*Required work:*
Rewrite the material below, changing every "report-icon" to "document-icon" and leaving everything else as it is. Omit the pictures from your answer.

*Box coordinate listings:*

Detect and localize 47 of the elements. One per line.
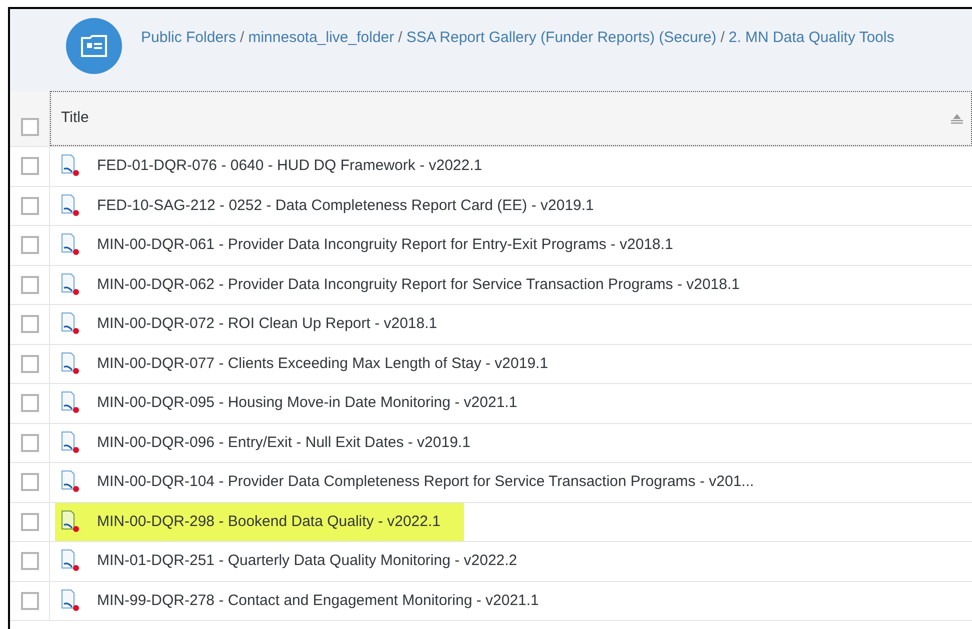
report-title[interactable]: MIN-99-DQR-278 - Contact and Engagement Monitoring - v2021.1	[97, 590, 539, 612]
checkbox[interactable]	[20, 512, 38, 531]
breadcrumb-separator: /	[398, 28, 402, 48]
column-title: Title	[61, 108, 89, 128]
report-icon	[60, 510, 82, 534]
report-icon	[60, 588, 82, 613]
report-title[interactable]: MIN-00-DQR-072 - ROI Clean Up Report - v2018.1	[97, 313, 438, 336]
breadcrumb-link[interactable]: 2. MN Data Quality Tools	[728, 27, 894, 50]
report-icon	[60, 430, 82, 455]
report-icon	[60, 272, 82, 297]
checkbox[interactable]	[20, 434, 38, 452]
checkbox[interactable]	[20, 394, 38, 412]
checkbox[interactable]	[20, 552, 38, 570]
checkbox[interactable]	[20, 315, 38, 334]
report-title[interactable]: MIN-01-DQR-251 - Quarterly Data Quality Monitoring - v2022.2	[97, 550, 518, 572]
checkbox[interactable]	[20, 157, 38, 176]
report-icon	[60, 312, 82, 336]
breadcrumb-link[interactable]: SSA Report Gallery (Funder Reports) (Secure)	[406, 27, 716, 50]
report-icon	[60, 194, 82, 218]
report-icon	[60, 233, 82, 258]
report-title[interactable]: FED-10-SAG-212 - 0252 - Data Completeness Report Card (EE) - v2019.1	[97, 194, 594, 217]
checkbox[interactable]	[20, 196, 38, 215]
sort-icon[interactable]	[951, 114, 963, 124]
breadcrumb-separator: /	[720, 28, 725, 48]
report-title[interactable]: MIN-00-DQR-095 - Housing Move-in Date Monitoring - v2021.1	[97, 392, 518, 414]
breadcrumb-separator: /	[240, 28, 244, 48]
report-title[interactable]: MIN-00-DQR-298 - Bookend Data Quality - v2022.1	[97, 510, 440, 533]
checkbox[interactable]	[20, 473, 38, 492]
report-icon	[60, 549, 82, 574]
checkbox[interactable]	[20, 354, 38, 373]
breadcrumb-link[interactable]: Public Folders	[141, 27, 236, 50]
report-title[interactable]: FED-01-DQR-076 - 0640 - HUD DQ Framework - v2022.1	[97, 155, 482, 178]
report-title[interactable]: MIN-00-DQR-061 - Provider Data Incongruity Report for Entry-Exit Programs - v2018.1	[97, 234, 674, 256]
report-icon	[60, 391, 82, 416]
breadcrumb-link[interactable]: minnesota_live_folder	[248, 27, 394, 50]
report-title[interactable]: MIN-00-DQR-104 - Provider Data Completeness Report for Service Transaction Programs - v201...	[97, 471, 754, 494]
checkbox[interactable]	[20, 592, 38, 610]
report-title[interactable]: MIN-00-DQR-062 - Provider Data Incongruity Report for Service Transaction Programs - v2018.1	[97, 274, 740, 296]
checkbox[interactable]	[20, 276, 38, 294]
column-header[interactable]: Title	[50, 91, 972, 146]
report-icon	[60, 470, 82, 494]
report-title[interactable]: MIN-00-DQR-077 - Clients Exceeding Max Length of Stay - v2019.1	[97, 352, 548, 375]
report-icon	[60, 352, 82, 376]
checkbox[interactable]	[20, 118, 38, 136]
report-icon	[60, 154, 82, 178]
checkbox[interactable]	[20, 236, 38, 254]
report-title[interactable]: MIN-00-DQR-096 - Entry/Exit - Null Exit Dates - v2019.1	[97, 432, 470, 454]
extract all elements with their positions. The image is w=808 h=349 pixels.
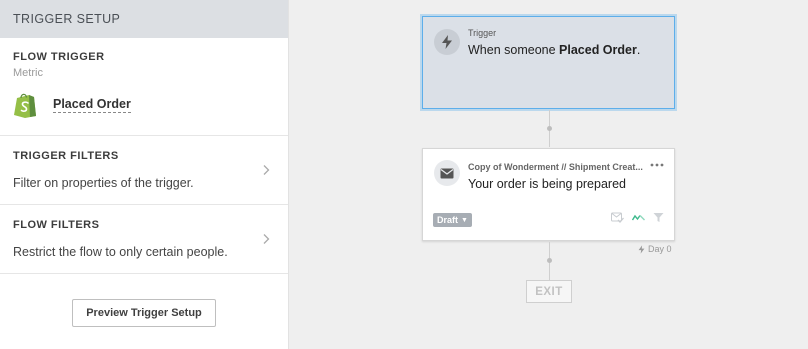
email-subject: Your order is being prepared bbox=[468, 177, 626, 191]
status-badge[interactable]: Draft ▼ bbox=[433, 213, 472, 227]
exit-node: EXIT bbox=[526, 280, 572, 303]
trigger-node-label: Trigger bbox=[468, 28, 497, 38]
sidebar-header: TRIGGER SETUP bbox=[0, 0, 288, 38]
trigger-node[interactable]: Trigger When someone Placed Order. bbox=[422, 16, 675, 109]
envelope-icon bbox=[434, 160, 460, 186]
trigger-filters-title: TRIGGER FILTERS bbox=[13, 150, 119, 162]
connector-dot bbox=[547, 126, 552, 131]
chevron-right-icon bbox=[263, 234, 270, 244]
trigger-filters-section[interactable]: TRIGGER FILTERS Filter on properties of … bbox=[0, 136, 288, 205]
analytics-icon bbox=[632, 214, 645, 221]
metric-row: Placed Order bbox=[13, 92, 288, 118]
bolt-icon bbox=[434, 29, 460, 55]
filter-icon bbox=[653, 213, 664, 222]
trigger-setup-sidebar: TRIGGER SETUP FLOW TRIGGER Metric Placed… bbox=[0, 0, 289, 349]
preview-trigger-setup-button[interactable]: Preview Trigger Setup bbox=[72, 299, 216, 327]
flow-filters-section[interactable]: FLOW FILTERS Restrict the flow to only c… bbox=[0, 205, 288, 274]
more-options-icon[interactable] bbox=[650, 162, 664, 168]
email-stat-icons bbox=[611, 212, 664, 223]
bolt-icon bbox=[638, 244, 645, 254]
trigger-metric-link[interactable]: Placed Order bbox=[53, 97, 131, 113]
trigger-node-description: When someone Placed Order. bbox=[468, 43, 641, 57]
flow-trigger-title: FLOW TRIGGER bbox=[13, 51, 105, 63]
flow-filters-title: FLOW FILTERS bbox=[13, 219, 100, 231]
chevron-right-icon bbox=[263, 165, 270, 175]
flow-canvas[interactable]: Trigger When someone Placed Order. Copy … bbox=[290, 0, 808, 349]
shopify-icon bbox=[14, 93, 36, 118]
delay-label: Day 0 bbox=[638, 244, 672, 254]
trigger-metric-name: Placed Order bbox=[559, 43, 637, 57]
trigger-filters-description: Filter on properties of the trigger. bbox=[13, 176, 194, 190]
flow-filters-description: Restrict the flow to only certain people… bbox=[13, 245, 228, 259]
flow-trigger-type: Metric bbox=[13, 67, 43, 79]
email-name: Copy of Wonderment // Shipment Creat... bbox=[468, 162, 643, 172]
flow-trigger-section: FLOW TRIGGER Metric Placed Order bbox=[0, 38, 288, 136]
smart-sending-icon bbox=[611, 212, 624, 223]
email-node[interactable]: Copy of Wonderment // Shipment Creat... … bbox=[422, 148, 675, 241]
connector-dot bbox=[547, 258, 552, 263]
caret-down-icon: ▼ bbox=[461, 216, 468, 224]
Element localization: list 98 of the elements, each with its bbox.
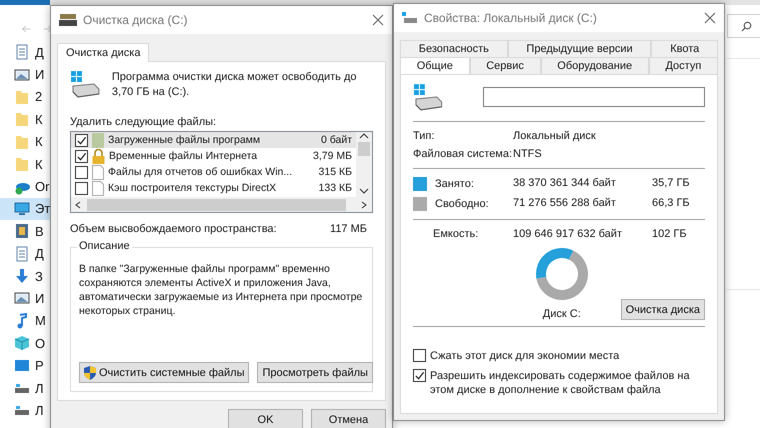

*Solution:*
Detect and localize 47 of the elements. One per line.
report-title[interactable]: MIN-99-DQR-278 - Contact and Engagement Monitoring - v2021.1	[97, 590, 539, 612]
checkbox[interactable]	[20, 512, 38, 531]
breadcrumb-separator: /	[398, 28, 402, 48]
column-title: Title	[61, 108, 89, 128]
document-icon	[60, 510, 82, 534]
document-icon	[60, 588, 82, 613]
report-title[interactable]: MIN-00-DQR-072 - ROI Clean Up Report - v2018.1	[97, 313, 438, 336]
breadcrumb-link[interactable]: 2. MN Data Quality Tools	[728, 27, 894, 50]
document-icon	[60, 430, 82, 455]
document-icon	[60, 272, 82, 297]
checkbox[interactable]	[20, 434, 38, 452]
checkbox[interactable]	[20, 394, 38, 412]
checkbox[interactable]	[20, 552, 38, 570]
checkbox[interactable]	[20, 315, 38, 334]
report-title[interactable]: MIN-01-DQR-251 - Quarterly Data Quality Monitoring - v2022.2	[97, 550, 518, 572]
checkbox[interactable]	[20, 157, 38, 176]
document-icon	[60, 312, 82, 336]
breadcrumb-link[interactable]: SSA Report Gallery (Funder Reports) (Secure)	[406, 27, 716, 50]
document-icon	[60, 194, 82, 218]
document-icon	[60, 233, 82, 258]
report-title[interactable]: FED-10-SAG-212 - 0252 - Data Completeness Report Card (EE) - v2019.1	[97, 194, 594, 217]
checkbox[interactable]	[20, 196, 38, 215]
sort-icon[interactable]	[951, 114, 963, 124]
breadcrumb-separator: /	[720, 28, 725, 48]
report-title[interactable]: MIN-00-DQR-095 - Housing Move-in Date Monitoring - v2021.1	[97, 392, 518, 414]
breadcrumb-separator: /	[240, 28, 244, 48]
report-title[interactable]: MIN-00-DQR-298 - Bookend Data Quality - v2022.1	[97, 510, 440, 533]
checkbox[interactable]	[20, 473, 38, 492]
document-icon	[60, 549, 82, 574]
checkbox[interactable]	[20, 354, 38, 373]
breadcrumb-link[interactable]: Public Folders	[141, 27, 236, 50]
report-title[interactable]: FED-01-DQR-076 - 0640 - HUD DQ Framework - v2022.1	[97, 155, 482, 178]
report-title[interactable]: MIN-00-DQR-061 - Provider Data Incongruity Report for Entry-Exit Programs - v2018.1	[97, 234, 674, 256]
document-icon	[60, 391, 82, 416]
breadcrumb-link[interactable]: minnesota_live_folder	[248, 27, 394, 50]
report-title[interactable]: MIN-00-DQR-104 - Provider Data Completeness Report for Service Transaction Programs - v201...	[97, 471, 754, 494]
checkbox[interactable]	[20, 592, 38, 610]
report-title[interactable]: MIN-00-DQR-062 - Provider Data Incongruity Report for Service Transaction Programs - v2018.1	[97, 274, 740, 296]
checkbox[interactable]	[20, 276, 38, 294]
column-header[interactable]: Title	[50, 91, 972, 146]
document-icon	[60, 470, 82, 494]
report-title[interactable]: MIN-00-DQR-077 - Clients Exceeding Max Length of Stay - v2019.1	[97, 352, 548, 375]
document-icon	[60, 352, 82, 376]
checkbox[interactable]	[20, 118, 38, 136]
document-icon	[60, 154, 82, 178]
checkbox[interactable]	[20, 236, 38, 254]
report-title[interactable]: MIN-00-DQR-096 - Entry/Exit - Null Exit Dates - v2019.1	[97, 432, 470, 454]
extract all elements with their positions. The image is w=808 h=349 pixels.
email-subject: Your order is being prepared bbox=[468, 177, 626, 191]
status-badge[interactable]: Draft ▼ bbox=[433, 213, 472, 227]
exit-node: EXIT bbox=[526, 280, 572, 303]
trigger-node-label: Trigger bbox=[468, 28, 497, 38]
sidebar-header: TRIGGER SETUP bbox=[0, 0, 288, 38]
trigger-node[interactable]: Trigger When someone Placed Order. bbox=[422, 16, 675, 109]
envelope-icon bbox=[434, 160, 460, 186]
trigger-filters-title: TRIGGER FILTERS bbox=[13, 150, 119, 162]
connector-dot bbox=[547, 126, 552, 131]
chevron-right-icon bbox=[263, 234, 270, 244]
trigger-filters-section[interactable]: TRIGGER FILTERS Filter on properties of … bbox=[0, 136, 288, 205]
analytics-icon bbox=[632, 214, 645, 221]
metric-row: Placed Order bbox=[13, 92, 288, 118]
bolt-icon bbox=[434, 29, 460, 55]
filter-icon bbox=[653, 213, 664, 222]
trigger-setup-sidebar: TRIGGER SETUP FLOW TRIGGER Metric Placed… bbox=[0, 0, 289, 349]
preview-trigger-setup-button[interactable]: Preview Trigger Setup bbox=[72, 299, 216, 327]
flow-filters-section[interactable]: FLOW FILTERS Restrict the flow to only c… bbox=[0, 205, 288, 274]
more-options-icon[interactable] bbox=[650, 162, 664, 168]
email-stat-icons bbox=[611, 212, 664, 223]
bolt-icon bbox=[638, 244, 645, 254]
trigger-metric-link[interactable]: Placed Order bbox=[53, 97, 131, 113]
trigger-node-description: When someone Placed Order. bbox=[468, 43, 641, 57]
flow-trigger-title: FLOW TRIGGER bbox=[13, 51, 105, 63]
flow-filters-title: FLOW FILTERS bbox=[13, 219, 100, 231]
chevron-right-icon bbox=[263, 165, 270, 175]
flow-canvas[interactable]: Trigger When someone Placed Order. Copy … bbox=[290, 0, 808, 349]
shopify-icon bbox=[14, 93, 36, 118]
delay-label: Day 0 bbox=[638, 244, 672, 254]
trigger-metric-name: Placed Order bbox=[559, 43, 637, 57]
trigger-filters-description: Filter on properties of the trigger. bbox=[13, 176, 194, 190]
flow-filters-description: Restrict the flow to only certain people… bbox=[13, 245, 228, 259]
flow-trigger-type: Metric bbox=[13, 67, 43, 79]
email-name: Copy of Wonderment // Shipment Creat... bbox=[468, 162, 643, 172]
flow-trigger-section: FLOW TRIGGER Metric Placed Order bbox=[0, 38, 288, 136]
smart-sending-icon bbox=[611, 212, 624, 223]
email-node[interactable]: Copy of Wonderment // Shipment Creat... … bbox=[422, 148, 675, 241]
connector-dot bbox=[547, 258, 552, 263]
caret-down-icon: ▼ bbox=[461, 216, 468, 224]
Element localization: list 98 of the elements, each with its bbox.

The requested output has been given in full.